What you have to do – Reproduce the rows, starting with the first one and stopping after the line containing "timestamp: 11:43 AM xyxy=(326,282,410,304)", with every "contact-avatar" changed to "sender-avatar" and all other text unchanged.

Data shown –
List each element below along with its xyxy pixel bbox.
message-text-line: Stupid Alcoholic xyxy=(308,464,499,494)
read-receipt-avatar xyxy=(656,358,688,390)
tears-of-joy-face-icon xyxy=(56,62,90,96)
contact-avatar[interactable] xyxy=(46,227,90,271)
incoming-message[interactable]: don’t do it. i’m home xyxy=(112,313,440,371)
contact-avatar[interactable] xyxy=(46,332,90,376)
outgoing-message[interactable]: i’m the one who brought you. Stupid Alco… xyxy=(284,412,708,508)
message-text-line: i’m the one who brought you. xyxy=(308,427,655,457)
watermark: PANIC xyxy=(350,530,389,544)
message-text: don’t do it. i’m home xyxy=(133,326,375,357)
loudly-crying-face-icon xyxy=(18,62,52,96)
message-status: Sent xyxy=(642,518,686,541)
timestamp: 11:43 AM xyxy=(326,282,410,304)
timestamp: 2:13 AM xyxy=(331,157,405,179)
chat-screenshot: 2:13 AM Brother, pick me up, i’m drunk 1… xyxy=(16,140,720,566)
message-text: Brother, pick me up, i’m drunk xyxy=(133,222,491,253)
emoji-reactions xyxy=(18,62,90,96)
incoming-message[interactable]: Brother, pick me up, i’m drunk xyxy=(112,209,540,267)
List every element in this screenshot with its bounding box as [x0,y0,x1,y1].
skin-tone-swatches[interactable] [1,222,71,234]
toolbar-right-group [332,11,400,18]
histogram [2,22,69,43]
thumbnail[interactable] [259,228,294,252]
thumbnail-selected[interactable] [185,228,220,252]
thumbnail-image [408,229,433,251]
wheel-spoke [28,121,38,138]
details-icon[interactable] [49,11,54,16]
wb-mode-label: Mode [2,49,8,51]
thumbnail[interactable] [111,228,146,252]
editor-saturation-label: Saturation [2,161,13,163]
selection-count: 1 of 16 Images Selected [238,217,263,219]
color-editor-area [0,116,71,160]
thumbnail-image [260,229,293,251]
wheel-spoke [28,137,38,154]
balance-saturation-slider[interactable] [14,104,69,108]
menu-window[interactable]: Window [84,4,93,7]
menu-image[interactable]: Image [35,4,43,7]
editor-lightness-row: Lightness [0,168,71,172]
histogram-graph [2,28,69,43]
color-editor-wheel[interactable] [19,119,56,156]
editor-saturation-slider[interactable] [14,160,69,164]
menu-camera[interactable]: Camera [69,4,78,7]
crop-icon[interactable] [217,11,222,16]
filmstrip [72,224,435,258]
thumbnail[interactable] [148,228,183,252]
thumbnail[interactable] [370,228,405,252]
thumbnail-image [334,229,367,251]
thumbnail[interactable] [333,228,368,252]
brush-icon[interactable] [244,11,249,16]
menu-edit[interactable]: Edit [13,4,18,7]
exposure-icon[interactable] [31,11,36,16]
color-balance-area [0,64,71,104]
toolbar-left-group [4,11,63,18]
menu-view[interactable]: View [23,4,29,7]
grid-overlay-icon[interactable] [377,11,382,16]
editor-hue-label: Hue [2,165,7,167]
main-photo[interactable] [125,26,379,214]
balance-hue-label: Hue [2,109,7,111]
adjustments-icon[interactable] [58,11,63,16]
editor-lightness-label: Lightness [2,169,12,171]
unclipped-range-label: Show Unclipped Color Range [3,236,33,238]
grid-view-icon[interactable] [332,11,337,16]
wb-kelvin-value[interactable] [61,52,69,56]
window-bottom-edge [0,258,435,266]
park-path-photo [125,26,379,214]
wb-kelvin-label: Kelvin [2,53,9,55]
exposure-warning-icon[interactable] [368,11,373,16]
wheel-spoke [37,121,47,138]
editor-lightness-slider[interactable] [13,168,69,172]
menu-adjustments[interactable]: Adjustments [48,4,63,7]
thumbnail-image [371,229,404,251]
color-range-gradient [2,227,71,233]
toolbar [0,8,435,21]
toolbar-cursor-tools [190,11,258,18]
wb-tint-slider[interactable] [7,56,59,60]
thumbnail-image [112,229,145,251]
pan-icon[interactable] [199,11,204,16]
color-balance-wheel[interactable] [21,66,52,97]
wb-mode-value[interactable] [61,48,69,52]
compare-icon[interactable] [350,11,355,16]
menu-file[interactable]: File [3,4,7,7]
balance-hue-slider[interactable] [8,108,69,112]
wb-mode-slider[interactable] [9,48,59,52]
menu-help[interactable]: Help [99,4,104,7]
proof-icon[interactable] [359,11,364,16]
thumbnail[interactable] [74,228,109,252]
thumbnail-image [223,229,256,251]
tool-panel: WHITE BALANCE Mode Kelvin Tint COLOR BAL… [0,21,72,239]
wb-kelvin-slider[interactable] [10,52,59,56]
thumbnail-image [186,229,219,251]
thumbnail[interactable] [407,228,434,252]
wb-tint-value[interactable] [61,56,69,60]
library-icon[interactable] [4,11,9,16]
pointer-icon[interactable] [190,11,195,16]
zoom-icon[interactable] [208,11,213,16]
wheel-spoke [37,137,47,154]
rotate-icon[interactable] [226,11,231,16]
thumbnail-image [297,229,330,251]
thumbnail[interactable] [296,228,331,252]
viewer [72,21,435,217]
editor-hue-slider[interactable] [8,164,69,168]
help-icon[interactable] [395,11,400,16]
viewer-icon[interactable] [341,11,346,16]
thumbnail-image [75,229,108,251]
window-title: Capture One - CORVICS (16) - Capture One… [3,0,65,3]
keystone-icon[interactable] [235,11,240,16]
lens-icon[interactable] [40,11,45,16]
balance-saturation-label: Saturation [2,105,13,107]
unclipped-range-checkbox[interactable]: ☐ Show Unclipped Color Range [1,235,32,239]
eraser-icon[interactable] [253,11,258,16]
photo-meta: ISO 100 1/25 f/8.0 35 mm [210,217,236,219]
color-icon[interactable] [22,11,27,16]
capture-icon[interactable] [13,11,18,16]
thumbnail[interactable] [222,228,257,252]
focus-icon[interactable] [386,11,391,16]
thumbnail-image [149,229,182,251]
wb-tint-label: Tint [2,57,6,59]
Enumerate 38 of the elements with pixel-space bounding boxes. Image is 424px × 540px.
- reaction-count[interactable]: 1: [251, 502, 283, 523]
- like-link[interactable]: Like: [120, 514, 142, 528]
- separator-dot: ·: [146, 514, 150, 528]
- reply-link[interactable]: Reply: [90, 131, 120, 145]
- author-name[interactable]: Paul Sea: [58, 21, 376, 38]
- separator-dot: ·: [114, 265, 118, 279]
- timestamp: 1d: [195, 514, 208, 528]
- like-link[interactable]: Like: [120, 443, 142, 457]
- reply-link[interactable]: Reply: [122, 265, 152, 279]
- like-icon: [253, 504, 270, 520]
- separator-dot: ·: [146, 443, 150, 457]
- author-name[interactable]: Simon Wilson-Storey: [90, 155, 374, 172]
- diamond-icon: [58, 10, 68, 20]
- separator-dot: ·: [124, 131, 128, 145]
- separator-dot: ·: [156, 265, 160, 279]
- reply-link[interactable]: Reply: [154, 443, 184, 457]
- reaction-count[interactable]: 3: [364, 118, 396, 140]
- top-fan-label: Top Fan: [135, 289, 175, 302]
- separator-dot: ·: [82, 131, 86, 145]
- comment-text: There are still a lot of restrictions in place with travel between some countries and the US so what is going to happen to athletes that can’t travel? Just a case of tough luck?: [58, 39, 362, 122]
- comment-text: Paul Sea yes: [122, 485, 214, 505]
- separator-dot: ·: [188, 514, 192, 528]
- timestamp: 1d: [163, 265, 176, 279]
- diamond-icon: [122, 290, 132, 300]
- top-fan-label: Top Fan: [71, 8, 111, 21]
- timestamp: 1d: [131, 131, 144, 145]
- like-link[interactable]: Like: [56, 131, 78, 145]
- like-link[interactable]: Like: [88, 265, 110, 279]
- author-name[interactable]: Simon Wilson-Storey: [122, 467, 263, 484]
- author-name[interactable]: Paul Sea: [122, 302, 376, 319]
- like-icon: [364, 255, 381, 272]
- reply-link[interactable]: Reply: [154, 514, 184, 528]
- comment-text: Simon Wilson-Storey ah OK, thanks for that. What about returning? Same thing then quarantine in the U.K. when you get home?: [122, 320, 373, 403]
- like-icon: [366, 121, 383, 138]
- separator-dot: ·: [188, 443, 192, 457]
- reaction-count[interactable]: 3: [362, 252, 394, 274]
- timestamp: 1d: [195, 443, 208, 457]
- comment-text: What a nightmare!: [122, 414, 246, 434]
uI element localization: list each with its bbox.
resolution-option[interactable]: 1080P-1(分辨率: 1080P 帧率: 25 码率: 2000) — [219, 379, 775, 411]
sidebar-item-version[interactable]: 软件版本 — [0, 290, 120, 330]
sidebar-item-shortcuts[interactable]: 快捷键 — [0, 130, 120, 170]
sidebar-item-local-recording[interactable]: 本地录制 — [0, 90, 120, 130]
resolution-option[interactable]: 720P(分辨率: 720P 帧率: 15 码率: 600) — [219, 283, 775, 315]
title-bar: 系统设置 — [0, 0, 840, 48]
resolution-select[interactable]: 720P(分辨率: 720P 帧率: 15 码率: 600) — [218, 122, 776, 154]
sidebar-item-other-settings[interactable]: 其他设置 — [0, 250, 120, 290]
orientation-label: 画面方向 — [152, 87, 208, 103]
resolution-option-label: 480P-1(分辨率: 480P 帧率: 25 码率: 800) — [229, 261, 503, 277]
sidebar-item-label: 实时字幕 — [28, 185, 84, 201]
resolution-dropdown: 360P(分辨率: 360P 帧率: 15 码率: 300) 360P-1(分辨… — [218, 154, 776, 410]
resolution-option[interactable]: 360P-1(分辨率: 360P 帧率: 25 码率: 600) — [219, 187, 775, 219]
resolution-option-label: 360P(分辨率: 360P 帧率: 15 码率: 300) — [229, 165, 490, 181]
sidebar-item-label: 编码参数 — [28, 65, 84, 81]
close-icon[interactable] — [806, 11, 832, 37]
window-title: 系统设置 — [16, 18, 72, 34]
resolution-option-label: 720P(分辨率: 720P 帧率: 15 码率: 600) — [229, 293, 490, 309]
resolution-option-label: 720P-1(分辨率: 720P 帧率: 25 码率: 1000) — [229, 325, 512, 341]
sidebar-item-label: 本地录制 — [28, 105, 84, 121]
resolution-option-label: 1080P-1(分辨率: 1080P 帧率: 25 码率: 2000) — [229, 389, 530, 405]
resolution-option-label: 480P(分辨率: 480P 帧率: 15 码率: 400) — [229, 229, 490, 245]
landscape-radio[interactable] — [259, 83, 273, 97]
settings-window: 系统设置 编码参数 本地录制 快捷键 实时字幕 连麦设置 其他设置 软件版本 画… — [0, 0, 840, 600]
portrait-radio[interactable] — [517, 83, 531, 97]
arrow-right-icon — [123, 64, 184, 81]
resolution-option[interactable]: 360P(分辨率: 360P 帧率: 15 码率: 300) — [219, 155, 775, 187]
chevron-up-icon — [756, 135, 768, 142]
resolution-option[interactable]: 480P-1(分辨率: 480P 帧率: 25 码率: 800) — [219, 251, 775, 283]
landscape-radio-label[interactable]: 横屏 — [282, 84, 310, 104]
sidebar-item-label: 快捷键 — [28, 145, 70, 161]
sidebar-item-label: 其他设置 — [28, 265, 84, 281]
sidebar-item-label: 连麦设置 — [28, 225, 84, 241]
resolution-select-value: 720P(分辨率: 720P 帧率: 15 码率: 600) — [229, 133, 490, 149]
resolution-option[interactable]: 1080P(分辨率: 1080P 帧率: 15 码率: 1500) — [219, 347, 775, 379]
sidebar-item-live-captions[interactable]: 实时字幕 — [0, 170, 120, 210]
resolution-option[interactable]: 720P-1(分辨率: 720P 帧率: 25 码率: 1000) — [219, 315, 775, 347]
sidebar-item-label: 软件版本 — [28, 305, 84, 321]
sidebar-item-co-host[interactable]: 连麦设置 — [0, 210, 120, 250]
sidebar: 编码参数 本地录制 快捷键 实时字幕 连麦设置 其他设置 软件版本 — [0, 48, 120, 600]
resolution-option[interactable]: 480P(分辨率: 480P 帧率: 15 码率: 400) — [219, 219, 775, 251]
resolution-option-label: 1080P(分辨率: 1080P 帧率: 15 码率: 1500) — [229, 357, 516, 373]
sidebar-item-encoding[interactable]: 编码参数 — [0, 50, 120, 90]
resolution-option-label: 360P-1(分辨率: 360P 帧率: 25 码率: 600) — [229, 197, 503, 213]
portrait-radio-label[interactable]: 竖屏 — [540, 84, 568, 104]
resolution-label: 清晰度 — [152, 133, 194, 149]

Task output –
List each element below along with its xyxy pixel bbox.
message-text-line: Stupid Alcoholic xyxy=(308,464,499,494)
read-receipt-avatar xyxy=(656,358,688,390)
tears-of-joy-face-icon xyxy=(56,62,90,96)
sender-avatar[interactable] xyxy=(46,227,90,271)
incoming-message[interactable]: don’t do it. i’m home xyxy=(112,313,440,371)
sender-avatar[interactable] xyxy=(46,332,90,376)
outgoing-message[interactable]: i’m the one who brought you. Stupid Alco… xyxy=(284,412,708,508)
message-text-line: i’m the one who brought you. xyxy=(308,427,655,457)
watermark: PANIC xyxy=(350,530,389,544)
message-text: don’t do it. i’m home xyxy=(133,326,375,357)
loudly-crying-face-icon xyxy=(18,62,52,96)
message-status: Sent xyxy=(642,518,686,541)
timestamp: 11:43 AM xyxy=(326,282,410,304)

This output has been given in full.